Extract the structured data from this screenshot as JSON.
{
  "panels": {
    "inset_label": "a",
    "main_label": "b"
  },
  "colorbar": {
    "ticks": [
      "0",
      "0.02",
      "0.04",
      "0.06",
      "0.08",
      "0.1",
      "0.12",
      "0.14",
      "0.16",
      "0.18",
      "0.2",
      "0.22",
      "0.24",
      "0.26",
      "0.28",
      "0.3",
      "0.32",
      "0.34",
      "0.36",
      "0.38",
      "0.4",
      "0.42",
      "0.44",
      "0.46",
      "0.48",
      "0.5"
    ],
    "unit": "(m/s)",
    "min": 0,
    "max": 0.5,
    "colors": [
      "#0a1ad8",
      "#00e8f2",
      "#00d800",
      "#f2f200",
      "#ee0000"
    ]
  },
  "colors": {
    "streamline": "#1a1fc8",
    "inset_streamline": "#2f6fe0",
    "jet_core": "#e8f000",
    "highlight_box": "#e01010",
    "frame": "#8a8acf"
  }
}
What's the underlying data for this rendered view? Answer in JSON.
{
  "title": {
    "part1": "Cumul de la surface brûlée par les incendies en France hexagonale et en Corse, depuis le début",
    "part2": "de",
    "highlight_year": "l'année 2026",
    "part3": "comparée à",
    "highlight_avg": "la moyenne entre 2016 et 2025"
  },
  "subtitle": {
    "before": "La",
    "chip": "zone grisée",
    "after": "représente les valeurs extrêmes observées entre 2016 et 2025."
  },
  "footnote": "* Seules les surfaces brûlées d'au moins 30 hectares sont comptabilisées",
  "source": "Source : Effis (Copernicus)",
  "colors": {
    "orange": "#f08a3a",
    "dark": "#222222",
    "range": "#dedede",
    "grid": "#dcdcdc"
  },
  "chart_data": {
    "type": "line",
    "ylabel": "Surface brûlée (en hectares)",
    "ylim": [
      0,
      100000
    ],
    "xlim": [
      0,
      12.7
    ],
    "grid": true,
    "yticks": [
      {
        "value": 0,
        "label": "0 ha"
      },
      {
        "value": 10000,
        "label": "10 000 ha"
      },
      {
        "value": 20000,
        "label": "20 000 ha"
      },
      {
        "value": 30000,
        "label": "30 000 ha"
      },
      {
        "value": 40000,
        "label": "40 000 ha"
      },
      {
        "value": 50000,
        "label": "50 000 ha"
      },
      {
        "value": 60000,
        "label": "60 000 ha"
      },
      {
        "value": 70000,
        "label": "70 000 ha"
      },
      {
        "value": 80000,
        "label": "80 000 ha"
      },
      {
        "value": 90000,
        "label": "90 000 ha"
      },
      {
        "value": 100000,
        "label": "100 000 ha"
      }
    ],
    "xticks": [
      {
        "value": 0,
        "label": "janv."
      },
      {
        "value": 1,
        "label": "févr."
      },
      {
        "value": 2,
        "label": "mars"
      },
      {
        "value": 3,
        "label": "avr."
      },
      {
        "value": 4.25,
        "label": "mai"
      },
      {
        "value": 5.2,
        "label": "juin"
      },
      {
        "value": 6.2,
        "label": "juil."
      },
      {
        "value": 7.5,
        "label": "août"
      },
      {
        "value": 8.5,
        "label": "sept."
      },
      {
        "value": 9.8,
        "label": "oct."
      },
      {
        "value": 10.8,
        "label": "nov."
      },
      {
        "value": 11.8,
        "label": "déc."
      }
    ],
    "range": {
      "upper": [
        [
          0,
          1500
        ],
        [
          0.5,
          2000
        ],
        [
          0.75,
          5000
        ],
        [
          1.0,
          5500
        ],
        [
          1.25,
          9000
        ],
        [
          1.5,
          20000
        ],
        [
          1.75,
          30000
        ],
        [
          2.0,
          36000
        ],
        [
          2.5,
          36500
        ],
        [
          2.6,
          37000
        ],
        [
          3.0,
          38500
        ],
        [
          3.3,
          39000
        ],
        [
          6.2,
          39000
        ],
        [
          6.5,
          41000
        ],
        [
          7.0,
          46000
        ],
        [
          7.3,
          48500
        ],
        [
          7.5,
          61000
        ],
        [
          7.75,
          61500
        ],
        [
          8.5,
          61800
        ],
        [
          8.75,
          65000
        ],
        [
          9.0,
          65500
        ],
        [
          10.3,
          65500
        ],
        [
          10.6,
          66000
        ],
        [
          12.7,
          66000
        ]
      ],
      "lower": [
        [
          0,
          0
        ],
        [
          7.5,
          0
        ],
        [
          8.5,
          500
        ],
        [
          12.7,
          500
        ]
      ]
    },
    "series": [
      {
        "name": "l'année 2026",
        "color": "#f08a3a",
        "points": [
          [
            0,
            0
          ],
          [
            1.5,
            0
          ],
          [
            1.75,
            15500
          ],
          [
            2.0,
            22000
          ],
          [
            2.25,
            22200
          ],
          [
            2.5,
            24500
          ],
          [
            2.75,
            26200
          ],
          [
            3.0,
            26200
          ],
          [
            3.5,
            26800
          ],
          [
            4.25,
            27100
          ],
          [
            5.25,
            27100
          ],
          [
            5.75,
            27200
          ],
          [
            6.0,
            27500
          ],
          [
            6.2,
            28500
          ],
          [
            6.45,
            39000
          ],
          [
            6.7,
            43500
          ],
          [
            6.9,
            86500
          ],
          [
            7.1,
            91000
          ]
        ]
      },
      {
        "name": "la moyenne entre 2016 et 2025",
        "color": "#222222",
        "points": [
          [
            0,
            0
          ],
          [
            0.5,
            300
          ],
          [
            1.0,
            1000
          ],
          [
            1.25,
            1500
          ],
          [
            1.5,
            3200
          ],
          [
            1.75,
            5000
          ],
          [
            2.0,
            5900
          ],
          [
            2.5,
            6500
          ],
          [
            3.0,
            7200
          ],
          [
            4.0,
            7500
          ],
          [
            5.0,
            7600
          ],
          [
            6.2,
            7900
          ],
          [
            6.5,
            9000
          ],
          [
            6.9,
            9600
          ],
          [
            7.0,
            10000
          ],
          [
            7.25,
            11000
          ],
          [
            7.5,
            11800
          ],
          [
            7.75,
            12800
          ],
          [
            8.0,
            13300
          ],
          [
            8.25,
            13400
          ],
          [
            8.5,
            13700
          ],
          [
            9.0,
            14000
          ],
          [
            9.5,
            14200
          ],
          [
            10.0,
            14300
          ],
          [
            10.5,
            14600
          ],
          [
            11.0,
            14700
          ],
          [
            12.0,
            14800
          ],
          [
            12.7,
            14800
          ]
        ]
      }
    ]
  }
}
= = = =
> **EXERCISE OBJECTIVE**
Restate the data above word for word.

> **COMPLETE RESPONSE**
Extract the structured data from this screenshot as JSON.
{
  "panels": {
    "inset_label": "a",
    "main_label": "b"
  },
  "colorbar": {
    "ticks": [
      "0",
      "0.02",
      "0.04",
      "0.06",
      "0.08",
      "0.1",
      "0.12",
      "0.14",
      "0.16",
      "0.18",
      "0.2",
      "0.22",
      "0.24",
      "0.26",
      "0.28",
      "0.3",
      "0.32",
      "0.34",
      "0.36",
      "0.38",
      "0.4",
      "0.42",
      "0.44",
      "0.46",
      "0.48",
      "0.5"
    ],
    "unit": "(m/s)",
    "min": 0,
    "max": 0.5,
    "colors": [
      "#0a1ad8",
      "#00e8f2",
      "#00d800",
      "#f2f200",
      "#ee0000"
    ]
  },
  "colors": {
    "streamline": "#1a1fc8",
    "inset_streamline": "#2f6fe0",
    "jet_core": "#e8f000",
    "highlight_box": "#e01010",
    "frame": "#8a8acf"
  }
}
What's the underlying data for this rendered view? Answer in JSON.
{
  "title": {
    "part1": "Cumul de la surface brûlée par les incendies en France hexagonale et en Corse, depuis le début",
    "part2": "de",
    "highlight_year": "l'année 2026",
    "part3": "comparée à",
    "highlight_avg": "la moyenne entre 2016 et 2025"
  },
  "subtitle": {
    "before": "La",
    "chip": "zone grisée",
    "after": "représente les valeurs extrêmes observées entre 2016 et 2025."
  },
  "footnote": "* Seules les surfaces brûlées d'au moins 30 hectares sont comptabilisées",
  "source": "Source : Effis (Copernicus)",
  "colors": {
    "orange": "#f08a3a",
    "dark": "#222222",
    "range": "#dedede",
    "grid": "#dcdcdc"
  },
  "chart_data": {
    "type": "line",
    "ylabel": "Surface brûlée (en hectares)",
    "ylim": [
      0,
      100000
    ],
    "xlim": [
      0,
      12.7
    ],
    "grid": true,
    "yticks": [
      {
        "value": 0,
        "label": "0 ha"
      },
      {
        "value": 10000,
        "label": "10 000 ha"
      },
      {
        "value": 20000,
        "label": "20 000 ha"
      },
      {
        "value": 30000,
        "label": "30 000 ha"
      },
      {
        "value": 40000,
        "label": "40 000 ha"
      },
      {
        "value": 50000,
        "label": "50 000 ha"
      },
      {
        "value": 60000,
        "label": "60 000 ha"
      },
      {
        "value": 70000,
        "label": "70 000 ha"
      },
      {
        "value": 80000,
        "label": "80 000 ha"
      },
      {
        "value": 90000,
        "label": "90 000 ha"
      },
      {
        "value": 100000,
        "label": "100 000 ha"
      }
    ],
    "xticks": [
      {
        "value": 0,
        "label": "janv."
      },
      {
        "value": 1,
        "label": "févr."
      },
      {
        "value": 2,
        "label": "mars"
      },
      {
        "value": 3,
        "label": "avr."
      },
      {
        "value": 4.25,
        "label": "mai"
      },
      {
        "value": 5.2,
        "label": "juin"
      },
      {
        "value": 6.2,
        "label": "juil."
      },
      {
        "value": 7.5,
        "label": "août"
      },
      {
        "value": 8.5,
        "label": "sept."
      },
      {
        "value": 9.8,
        "label": "oct."
      },
      {
        "value": 10.8,
        "label": "nov."
      },
      {
        "value": 11.8,
        "label": "déc."
      }
    ],
    "range": {
      "upper": [
        [
          0,
          1500
        ],
        [
          0.5,
          2000
        ],
        [
          0.75,
          5000
        ],
        [
          1.0,
          5500
        ],
        [
          1.25,
          9000
        ],
        [
          1.5,
          20000
        ],
        [
          1.75,
          30000
        ],
        [
          2.0,
          36000
        ],
        [
          2.5,
          36500
        ],
        [
          2.6,
          37000
        ],
        [
          3.0,
          38500
        ],
        [
          3.3,
          39000
        ],
        [
          6.2,
          39000
        ],
        [
          6.5,
          41000
        ],
        [
          7.0,
          46000
        ],
        [
          7.3,
          48500
        ],
        [
          7.5,
          61000
        ],
        [
          7.75,
          61500
        ],
        [
          8.5,
          61800
        ],
        [
          8.75,
          65000
        ],
        [
          9.0,
          65500
        ],
        [
          10.3,
          65500
        ],
        [
          10.6,
          66000
        ],
        [
          12.7,
          66000
        ]
      ],
      "lower": [
        [
          0,
          0
        ],
        [
          7.5,
          0
        ],
        [
          8.5,
          500
        ],
        [
          12.7,
          500
        ]
      ]
    },
    "series": [
      {
        "name": "l'année 2026",
        "color": "#f08a3a",
        "points": [
          [
            0,
            0
          ],
          [
            1.5,
            0
          ],
          [
            1.75,
            15500
          ],
          [
            2.0,
            22000
          ],
          [
            2.25,
            22200
          ],
          [
            2.5,
            24500
          ],
          [
            2.75,
            26200
          ],
          [
            3.0,
            26200
          ],
          [
            3.5,
            26800
          ],
          [
            4.25,
            27100
          ],
          [
            5.25,
            27100
          ],
          [
            5.75,
            27200
          ],
          [
            6.0,
            27500
          ],
          [
            6.2,
            28500
          ],
          [
            6.45,
            39000
          ],
          [
            6.7,
            43500
          ],
          [
            6.9,
            86500
          ],
          [
            7.1,
            91000
          ]
        ]
      },
      {
        "name": "la moyenne entre 2016 et 2025",
        "color": "#222222",
        "points": [
          [
            0,
            0
          ],
          [
            0.5,
            300
          ],
          [
            1.0,
            1000
          ],
          [
            1.25,
            1500
          ],
          [
            1.5,
            3200
          ],
          [
            1.75,
            5000
          ],
          [
            2.0,
            5900
          ],
          [
            2.5,
            6500
          ],
          [
            3.0,
            7200
          ],
          [
            4.0,
            7500
          ],
          [
            5.0,
            7600
          ],
          [
            6.2,
            7900
          ],
          [
            6.5,
            9000
          ],
          [
            6.9,
            9600
          ],
          [
            7.0,
            10000
          ],
          [
            7.25,
            11000
          ],
          [
            7.5,
            11800
          ],
          [
            7.75,
            12800
          ],
          [
            8.0,
            13300
          ],
          [
            8.25,
            13400
          ],
          [
            8.5,
            13700
          ],
          [
            9.0,
            14000
          ],
          [
            9.5,
            14200
          ],
          [
            10.0,
            14300
          ],
          [
            10.5,
            14600
          ],
          [
            11.0,
            14700
          ],
          [
            12.0,
            14800
          ],
          [
            12.7,
            14800
          ]
        ]
      }
    ]
  }
}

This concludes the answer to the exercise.